- Supplied information -
§ §

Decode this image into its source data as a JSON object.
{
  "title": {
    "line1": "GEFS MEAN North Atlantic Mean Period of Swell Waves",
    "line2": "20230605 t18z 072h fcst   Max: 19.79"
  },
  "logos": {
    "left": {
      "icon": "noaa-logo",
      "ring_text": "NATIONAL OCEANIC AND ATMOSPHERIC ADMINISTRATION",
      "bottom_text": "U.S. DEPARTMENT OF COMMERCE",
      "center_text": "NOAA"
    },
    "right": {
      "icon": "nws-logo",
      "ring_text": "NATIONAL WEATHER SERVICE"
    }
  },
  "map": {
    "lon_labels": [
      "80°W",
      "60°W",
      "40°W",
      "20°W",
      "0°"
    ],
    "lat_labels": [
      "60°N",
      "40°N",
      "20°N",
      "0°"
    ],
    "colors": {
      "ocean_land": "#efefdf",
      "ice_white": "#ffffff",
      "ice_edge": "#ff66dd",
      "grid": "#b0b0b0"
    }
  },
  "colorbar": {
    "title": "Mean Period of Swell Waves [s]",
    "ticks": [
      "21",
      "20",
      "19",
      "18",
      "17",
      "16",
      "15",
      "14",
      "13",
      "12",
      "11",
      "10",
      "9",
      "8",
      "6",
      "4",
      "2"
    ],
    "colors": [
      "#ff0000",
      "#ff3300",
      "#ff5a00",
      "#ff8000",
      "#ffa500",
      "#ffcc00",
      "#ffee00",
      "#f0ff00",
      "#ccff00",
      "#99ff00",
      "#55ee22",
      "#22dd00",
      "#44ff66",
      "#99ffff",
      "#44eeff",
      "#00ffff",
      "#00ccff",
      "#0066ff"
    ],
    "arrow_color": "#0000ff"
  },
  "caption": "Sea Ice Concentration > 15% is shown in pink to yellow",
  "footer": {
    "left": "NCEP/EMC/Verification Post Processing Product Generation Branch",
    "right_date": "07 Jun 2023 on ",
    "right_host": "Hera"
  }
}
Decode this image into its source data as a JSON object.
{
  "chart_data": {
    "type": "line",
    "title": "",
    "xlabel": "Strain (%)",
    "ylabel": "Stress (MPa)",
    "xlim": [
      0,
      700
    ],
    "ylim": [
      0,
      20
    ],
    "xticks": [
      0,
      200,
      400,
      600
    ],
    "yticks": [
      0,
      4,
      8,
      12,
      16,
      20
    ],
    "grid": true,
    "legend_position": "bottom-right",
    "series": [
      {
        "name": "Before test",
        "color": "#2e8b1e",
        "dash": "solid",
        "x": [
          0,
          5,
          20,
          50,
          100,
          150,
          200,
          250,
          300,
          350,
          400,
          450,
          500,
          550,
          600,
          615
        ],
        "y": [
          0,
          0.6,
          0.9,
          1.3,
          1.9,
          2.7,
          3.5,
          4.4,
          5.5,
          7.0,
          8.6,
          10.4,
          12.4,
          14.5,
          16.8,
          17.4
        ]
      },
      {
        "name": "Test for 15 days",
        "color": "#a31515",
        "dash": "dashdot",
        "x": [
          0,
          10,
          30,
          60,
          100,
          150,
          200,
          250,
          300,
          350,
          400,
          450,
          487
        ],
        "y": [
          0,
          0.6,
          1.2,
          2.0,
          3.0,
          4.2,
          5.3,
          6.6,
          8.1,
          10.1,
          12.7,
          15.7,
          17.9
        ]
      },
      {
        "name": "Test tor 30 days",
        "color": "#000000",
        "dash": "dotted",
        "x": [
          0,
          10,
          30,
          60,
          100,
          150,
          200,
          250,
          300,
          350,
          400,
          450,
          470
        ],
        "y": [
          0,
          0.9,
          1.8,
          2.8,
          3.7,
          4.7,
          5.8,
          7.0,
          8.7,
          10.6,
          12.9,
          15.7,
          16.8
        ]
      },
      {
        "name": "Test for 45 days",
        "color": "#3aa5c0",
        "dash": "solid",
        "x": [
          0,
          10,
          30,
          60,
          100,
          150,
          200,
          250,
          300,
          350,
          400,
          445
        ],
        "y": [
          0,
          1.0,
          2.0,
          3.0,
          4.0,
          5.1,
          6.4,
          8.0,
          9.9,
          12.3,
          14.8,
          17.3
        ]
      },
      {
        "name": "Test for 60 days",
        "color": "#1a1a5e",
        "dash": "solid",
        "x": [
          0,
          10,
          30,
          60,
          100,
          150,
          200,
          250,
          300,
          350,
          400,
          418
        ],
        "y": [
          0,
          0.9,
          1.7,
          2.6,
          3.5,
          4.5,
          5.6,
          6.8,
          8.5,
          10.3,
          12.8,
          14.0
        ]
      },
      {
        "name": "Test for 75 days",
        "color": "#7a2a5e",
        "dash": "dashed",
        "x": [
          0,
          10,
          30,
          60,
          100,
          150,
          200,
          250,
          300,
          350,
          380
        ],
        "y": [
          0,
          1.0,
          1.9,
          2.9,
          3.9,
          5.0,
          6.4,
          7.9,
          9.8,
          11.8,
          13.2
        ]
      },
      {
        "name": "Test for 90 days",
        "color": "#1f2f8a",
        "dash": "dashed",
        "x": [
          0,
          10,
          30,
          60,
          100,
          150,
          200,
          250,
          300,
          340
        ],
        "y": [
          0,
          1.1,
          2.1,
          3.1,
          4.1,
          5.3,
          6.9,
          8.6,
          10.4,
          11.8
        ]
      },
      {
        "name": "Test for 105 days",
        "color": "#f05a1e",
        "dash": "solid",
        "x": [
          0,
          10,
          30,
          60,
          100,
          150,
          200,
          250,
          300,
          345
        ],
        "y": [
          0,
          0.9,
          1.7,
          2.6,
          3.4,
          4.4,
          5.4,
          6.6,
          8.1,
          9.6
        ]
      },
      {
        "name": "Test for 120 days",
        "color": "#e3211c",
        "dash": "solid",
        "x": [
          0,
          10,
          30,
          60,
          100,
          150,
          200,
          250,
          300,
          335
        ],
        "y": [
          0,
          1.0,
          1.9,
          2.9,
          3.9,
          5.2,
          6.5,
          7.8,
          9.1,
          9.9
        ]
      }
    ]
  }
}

§ §

- Aim of the task -
Lines that include the word "Waves" — how many are there in the data? Answer with the number alone.

- Result of the task -
2